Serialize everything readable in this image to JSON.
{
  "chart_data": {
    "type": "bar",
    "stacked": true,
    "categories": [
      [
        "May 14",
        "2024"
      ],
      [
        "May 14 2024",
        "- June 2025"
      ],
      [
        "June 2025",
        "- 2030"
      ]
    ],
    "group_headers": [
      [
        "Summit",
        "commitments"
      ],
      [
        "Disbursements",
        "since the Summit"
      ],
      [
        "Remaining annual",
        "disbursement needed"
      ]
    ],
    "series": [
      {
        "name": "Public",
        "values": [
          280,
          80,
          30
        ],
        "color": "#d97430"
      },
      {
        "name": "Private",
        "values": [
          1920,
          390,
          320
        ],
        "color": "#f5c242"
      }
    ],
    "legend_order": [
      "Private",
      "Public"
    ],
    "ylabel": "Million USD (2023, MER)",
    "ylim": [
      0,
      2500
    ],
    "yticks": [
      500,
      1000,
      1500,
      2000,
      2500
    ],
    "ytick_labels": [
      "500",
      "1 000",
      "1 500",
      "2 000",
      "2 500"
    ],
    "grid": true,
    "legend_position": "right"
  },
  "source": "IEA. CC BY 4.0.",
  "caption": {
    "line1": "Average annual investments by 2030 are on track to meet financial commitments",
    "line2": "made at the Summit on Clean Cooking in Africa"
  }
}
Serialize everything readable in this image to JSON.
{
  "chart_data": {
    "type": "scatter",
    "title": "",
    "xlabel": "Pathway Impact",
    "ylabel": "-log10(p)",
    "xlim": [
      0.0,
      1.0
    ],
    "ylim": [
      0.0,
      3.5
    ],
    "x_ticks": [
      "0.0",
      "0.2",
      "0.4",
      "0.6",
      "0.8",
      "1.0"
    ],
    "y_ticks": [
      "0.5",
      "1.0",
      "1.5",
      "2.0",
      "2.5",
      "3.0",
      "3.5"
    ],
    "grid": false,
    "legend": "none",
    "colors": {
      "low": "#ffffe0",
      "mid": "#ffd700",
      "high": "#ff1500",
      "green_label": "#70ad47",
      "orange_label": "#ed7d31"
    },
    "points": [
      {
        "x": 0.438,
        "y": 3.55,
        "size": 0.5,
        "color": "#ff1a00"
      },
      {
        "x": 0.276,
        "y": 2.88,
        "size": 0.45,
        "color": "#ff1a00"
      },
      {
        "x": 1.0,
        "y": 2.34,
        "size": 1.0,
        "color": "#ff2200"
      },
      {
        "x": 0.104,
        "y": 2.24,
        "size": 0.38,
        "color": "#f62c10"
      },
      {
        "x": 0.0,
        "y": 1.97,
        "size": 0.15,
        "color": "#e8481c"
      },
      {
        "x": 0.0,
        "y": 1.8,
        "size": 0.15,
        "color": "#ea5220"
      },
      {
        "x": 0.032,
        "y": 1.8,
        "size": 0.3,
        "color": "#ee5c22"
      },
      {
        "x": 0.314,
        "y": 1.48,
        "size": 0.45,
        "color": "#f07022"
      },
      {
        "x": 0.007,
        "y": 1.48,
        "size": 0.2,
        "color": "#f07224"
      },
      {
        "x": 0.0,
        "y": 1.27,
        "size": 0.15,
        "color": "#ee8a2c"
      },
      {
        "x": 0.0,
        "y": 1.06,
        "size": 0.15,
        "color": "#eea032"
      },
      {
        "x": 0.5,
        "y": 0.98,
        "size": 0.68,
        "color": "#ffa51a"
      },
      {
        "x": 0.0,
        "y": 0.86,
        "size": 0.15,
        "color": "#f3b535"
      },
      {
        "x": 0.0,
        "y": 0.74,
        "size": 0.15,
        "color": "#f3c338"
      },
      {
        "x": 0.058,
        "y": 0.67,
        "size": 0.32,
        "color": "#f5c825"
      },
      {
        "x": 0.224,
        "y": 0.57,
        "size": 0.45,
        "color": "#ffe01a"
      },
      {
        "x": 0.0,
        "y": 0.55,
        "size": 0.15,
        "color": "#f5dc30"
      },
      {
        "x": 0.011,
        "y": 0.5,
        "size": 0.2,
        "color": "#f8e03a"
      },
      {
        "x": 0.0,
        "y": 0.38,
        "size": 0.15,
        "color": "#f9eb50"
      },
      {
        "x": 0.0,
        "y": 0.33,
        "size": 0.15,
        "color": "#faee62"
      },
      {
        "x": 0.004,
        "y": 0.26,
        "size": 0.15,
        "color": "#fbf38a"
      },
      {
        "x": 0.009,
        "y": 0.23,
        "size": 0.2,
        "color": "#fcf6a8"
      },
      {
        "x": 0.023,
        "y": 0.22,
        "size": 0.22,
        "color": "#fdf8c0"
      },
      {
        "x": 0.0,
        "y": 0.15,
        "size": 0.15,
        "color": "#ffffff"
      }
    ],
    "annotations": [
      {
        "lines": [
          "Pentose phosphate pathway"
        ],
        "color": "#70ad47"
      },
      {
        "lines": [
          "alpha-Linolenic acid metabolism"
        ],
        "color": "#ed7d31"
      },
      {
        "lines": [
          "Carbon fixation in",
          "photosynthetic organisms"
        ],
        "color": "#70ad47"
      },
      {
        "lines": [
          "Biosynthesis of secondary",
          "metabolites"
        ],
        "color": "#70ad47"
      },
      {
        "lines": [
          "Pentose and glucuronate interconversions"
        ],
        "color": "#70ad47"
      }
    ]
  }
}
****
**Written task**
Write the material out again in its entirety, exactly as shown.

**Task response**
Serialize everything readable in this image to JSON.
{
  "chart_data": {
    "type": "bar",
    "stacked": true,
    "categories": [
      [
        "May 14",
        "2024"
      ],
      [
        "May 14 2024",
        "- June 2025"
      ],
      [
        "June 2025",
        "- 2030"
      ]
    ],
    "group_headers": [
      [
        "Summit",
        "commitments"
      ],
      [
        "Disbursements",
        "since the Summit"
      ],
      [
        "Remaining annual",
        "disbursement needed"
      ]
    ],
    "series": [
      {
        "name": "Public",
        "values": [
          280,
          80,
          30
        ],
        "color": "#d97430"
      },
      {
        "name": "Private",
        "values": [
          1920,
          390,
          320
        ],
        "color": "#f5c242"
      }
    ],
    "legend_order": [
      "Private",
      "Public"
    ],
    "ylabel": "Million USD (2023, MER)",
    "ylim": [
      0,
      2500
    ],
    "yticks": [
      500,
      1000,
      1500,
      2000,
      2500
    ],
    "ytick_labels": [
      "500",
      "1 000",
      "1 500",
      "2 000",
      "2 500"
    ],
    "grid": true,
    "legend_position": "right"
  },
  "source": "IEA. CC BY 4.0.",
  "caption": {
    "line1": "Average annual investments by 2030 are on track to meet financial commitments",
    "line2": "made at the Summit on Clean Cooking in Africa"
  }
}
Serialize everything readable in this image to JSON.
{
  "chart_data": {
    "type": "scatter",
    "title": "",
    "xlabel": "Pathway Impact",
    "ylabel": "-log10(p)",
    "xlim": [
      0.0,
      1.0
    ],
    "ylim": [
      0.0,
      3.5
    ],
    "x_ticks": [
      "0.0",
      "0.2",
      "0.4",
      "0.6",
      "0.8",
      "1.0"
    ],
    "y_ticks": [
      "0.5",
      "1.0",
      "1.5",
      "2.0",
      "2.5",
      "3.0",
      "3.5"
    ],
    "grid": false,
    "legend": "none",
    "colors": {
      "low": "#ffffe0",
      "mid": "#ffd700",
      "high": "#ff1500",
      "green_label": "#70ad47",
      "orange_label": "#ed7d31"
    },
    "points": [
      {
        "x": 0.438,
        "y": 3.55,
        "size": 0.5,
        "color": "#ff1a00"
      },
      {
        "x": 0.276,
        "y": 2.88,
        "size": 0.45,
        "color": "#ff1a00"
      },
      {
        "x": 1.0,
        "y": 2.34,
        "size": 1.0,
        "color": "#ff2200"
      },
      {
        "x": 0.104,
        "y": 2.24,
        "size": 0.38,
        "color": "#f62c10"
      },
      {
        "x": 0.0,
        "y": 1.97,
        "size": 0.15,
        "color": "#e8481c"
      },
      {
        "x": 0.0,
        "y": 1.8,
        "size": 0.15,
        "color": "#ea5220"
      },
      {
        "x": 0.032,
        "y": 1.8,
        "size": 0.3,
        "color": "#ee5c22"
      },
      {
        "x": 0.314,
        "y": 1.48,
        "size": 0.45,
        "color": "#f07022"
      },
      {
        "x": 0.007,
        "y": 1.48,
        "size": 0.2,
        "color": "#f07224"
      },
      {
        "x": 0.0,
        "y": 1.27,
        "size": 0.15,
        "color": "#ee8a2c"
      },
      {
        "x": 0.0,
        "y": 1.06,
        "size": 0.15,
        "color": "#eea032"
      },
      {
        "x": 0.5,
        "y": 0.98,
        "size": 0.68,
        "color": "#ffa51a"
      },
      {
        "x": 0.0,
        "y": 0.86,
        "size": 0.15,
        "color": "#f3b535"
      },
      {
        "x": 0.0,
        "y": 0.74,
        "size": 0.15,
        "color": "#f3c338"
      },
      {
        "x": 0.058,
        "y": 0.67,
        "size": 0.32,
        "color": "#f5c825"
      },
      {
        "x": 0.224,
        "y": 0.57,
        "size": 0.45,
        "color": "#ffe01a"
      },
      {
        "x": 0.0,
        "y": 0.55,
        "size": 0.15,
        "color": "#f5dc30"
      },
      {
        "x": 0.011,
        "y": 0.5,
        "size": 0.2,
        "color": "#f8e03a"
      },
      {
        "x": 0.0,
        "y": 0.38,
        "size": 0.15,
        "color": "#f9eb50"
      },
      {
        "x": 0.0,
        "y": 0.33,
        "size": 0.15,
        "color": "#faee62"
      },
      {
        "x": 0.004,
        "y": 0.26,
        "size": 0.15,
        "color": "#fbf38a"
      },
      {
        "x": 0.009,
        "y": 0.23,
        "size": 0.2,
        "color": "#fcf6a8"
      },
      {
        "x": 0.023,
        "y": 0.22,
        "size": 0.22,
        "color": "#fdf8c0"
      },
      {
        "x": 0.0,
        "y": 0.15,
        "size": 0.15,
        "color": "#ffffff"
      }
    ],
    "annotations": [
      {
        "lines": [
          "Pentose phosphate pathway"
        ],
        "color": "#70ad47"
      },
      {
        "lines": [
          "alpha-Linolenic acid metabolism"
        ],
        "color": "#ed7d31"
      },
      {
        "lines": [
          "Carbon fixation in",
          "photosynthetic organisms"
        ],
        "color": "#70ad47"
      },
      {
        "lines": [
          "Biosynthesis of secondary",
          "metabolites"
        ],
        "color": "#70ad47"
      },
      {
        "lines": [
          "Pentose and glucuronate interconversions"
        ],
        "color": "#70ad47"
      }
    ]
  }
}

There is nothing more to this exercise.